#### Data provided:
.....

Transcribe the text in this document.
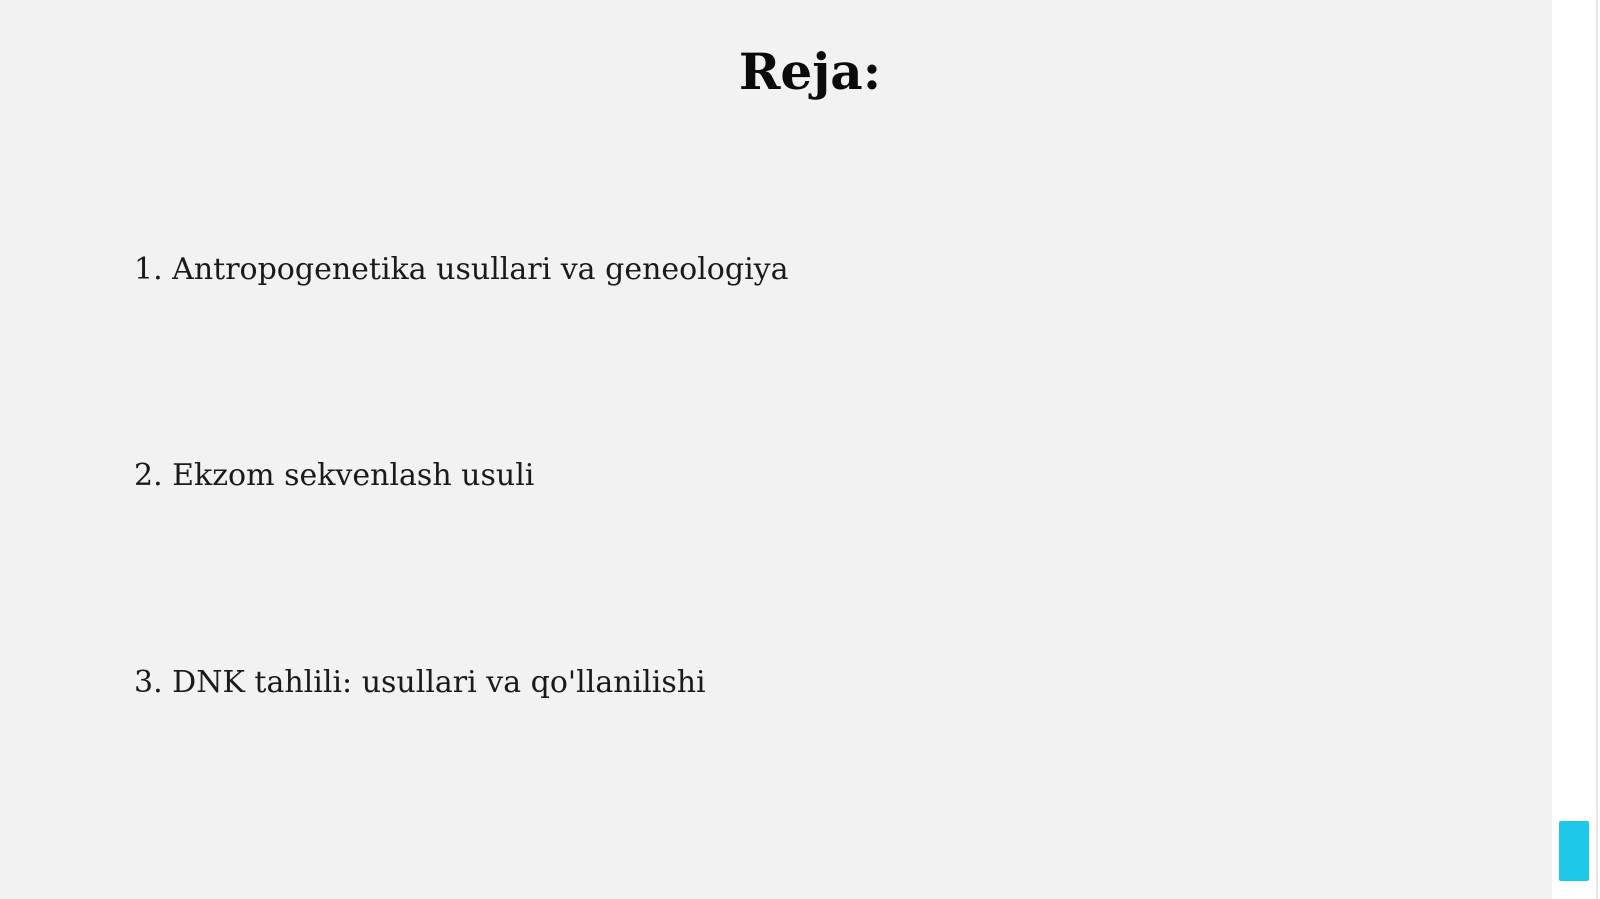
Reja:
1. Antropogenetika usullari va geneologiya
2. Ekzom sekvenlash usuli
3. DNK tahlili: usullari va qo'llanilishi
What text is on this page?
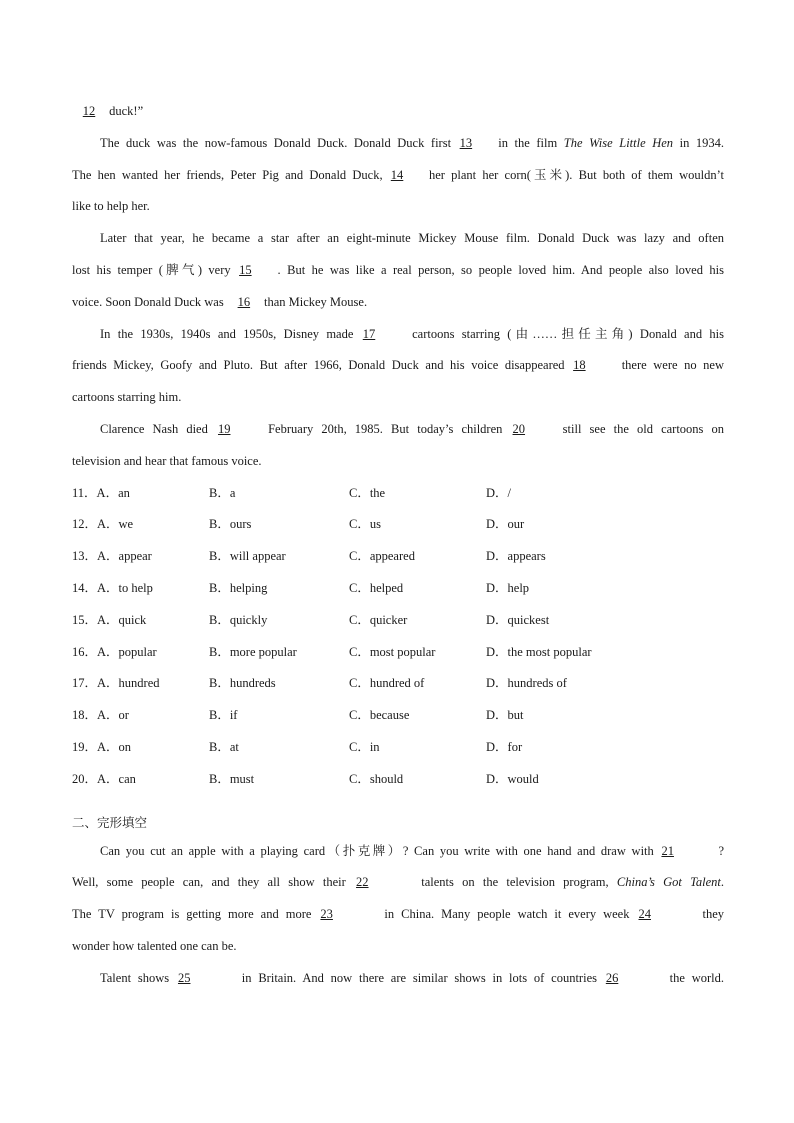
12 duck!”
The duck was the now-famous Donald Duck. Donald Duck first 13 in the film The Wise Little Hen in 1934.
The hen wanted her friends, Peter Pig and Donald Duck, 14 her plant her corn(玉米). But both of them wouldn’t
like to help her.
Later that year, he became a star after an eight-minute Mickey Mouse film. Donald Duck was lazy and often
lost his temper (脾气) very 15 . But he was like a real person, so people loved him. And people also loved his
voice. Soon Donald Duck was 16 than Mickey Mouse.
In the 1930s, 1940s and 1950s, Disney made 17	cartoons starring (由……担任主角) Donald and his
friends Mickey, Goofy and Pluto. But after 1966, Donald Duck and his voice disappeared 18	there were no new
cartoons starring him.
Clarence Nash died 19	February 20th, 1985. But today’s children 20	still see the old cartoons on
television and hear that famous voice.
11．A．an	B．a	C．the	D．/
12．A．we	B．ours	C．us	D．our
13．A．appear	B．will appear	C．appeared	D．appears
14．A．to help	B．helping	C．helped	D．help
15．A．quick	B．quickly	C．quicker	D．quickest
16．A．popular	B．more popular	C．most popular	D．the most popular
17．A．hundred	B．hundreds	C．hundred of	D．hundreds of
18．A．or	B．if	C．because	D．but
19．A．on	B．at	C．in	D．for
20．A．can	B．must	C．should	D．would
二、完形填空
Can you cut an apple with a playing card（扑克牌）? Can you write with one hand and draw with 21	?
Well, some people can, and they all show their 22	talents on the television program, China’s Got Talent.
The TV program is getting more and more 23	in China. Many people watch it every week 24	they
wonder how talented one can be.
Talent shows 25	in Britain. And now there are similar shows in lots of countries 26	the world.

.....

#### Stated exercise:
Every line above should be returned exactly; the pictures stay out.

#### Exercise output:
Transcribe the text in this document.
Reja:
1. Antropogenetika usullari va geneologiya
2. Ekzom sekvenlash usuli
3. DNK tahlili: usullari va qo'llanilishi
What text is on this page?
12 duck!”
The duck was the now-famous Donald Duck. Donald Duck first 13 in the film The Wise Little Hen in 1934.
The hen wanted her friends, Peter Pig and Donald Duck, 14 her plant her corn(玉米). But both of them wouldn’t
like to help her.
Later that year, he became a star after an eight-minute Mickey Mouse film. Donald Duck was lazy and often
lost his temper (脾气) very 15 . But he was like a real person, so people loved him. And people also loved his
voice. Soon Donald Duck was 16 than Mickey Mouse.
In the 1930s, 1940s and 1950s, Disney made 17	cartoons starring (由……担任主角) Donald and his
friends Mickey, Goofy and Pluto. But after 1966, Donald Duck and his voice disappeared 18	there were no new
cartoons starring him.
Clarence Nash died 19	February 20th, 1985. But today’s children 20	still see the old cartoons on
television and hear that famous voice.
11．A．an	B．a	C．the	D．/
12．A．we	B．ours	C．us	D．our
13．A．appear	B．will appear	C．appeared	D．appears
14．A．to help	B．helping	C．helped	D．help
15．A．quick	B．quickly	C．quicker	D．quickest
16．A．popular	B．more popular	C．most popular	D．the most popular
17．A．hundred	B．hundreds	C．hundred of	D．hundreds of
18．A．or	B．if	C．because	D．but
19．A．on	B．at	C．in	D．for
20．A．can	B．must	C．should	D．would
二、完形填空
Can you cut an apple with a playing card（扑克牌）? Can you write with one hand and draw with 21	?
Well, some people can, and they all show their 22	talents on the television program, China’s Got Talent.
The TV program is getting more and more 23	in China. Many people watch it every week 24	they
wonder how talented one can be.
Talent shows 25	in Britain. And now there are similar shows in lots of countries 26	the world.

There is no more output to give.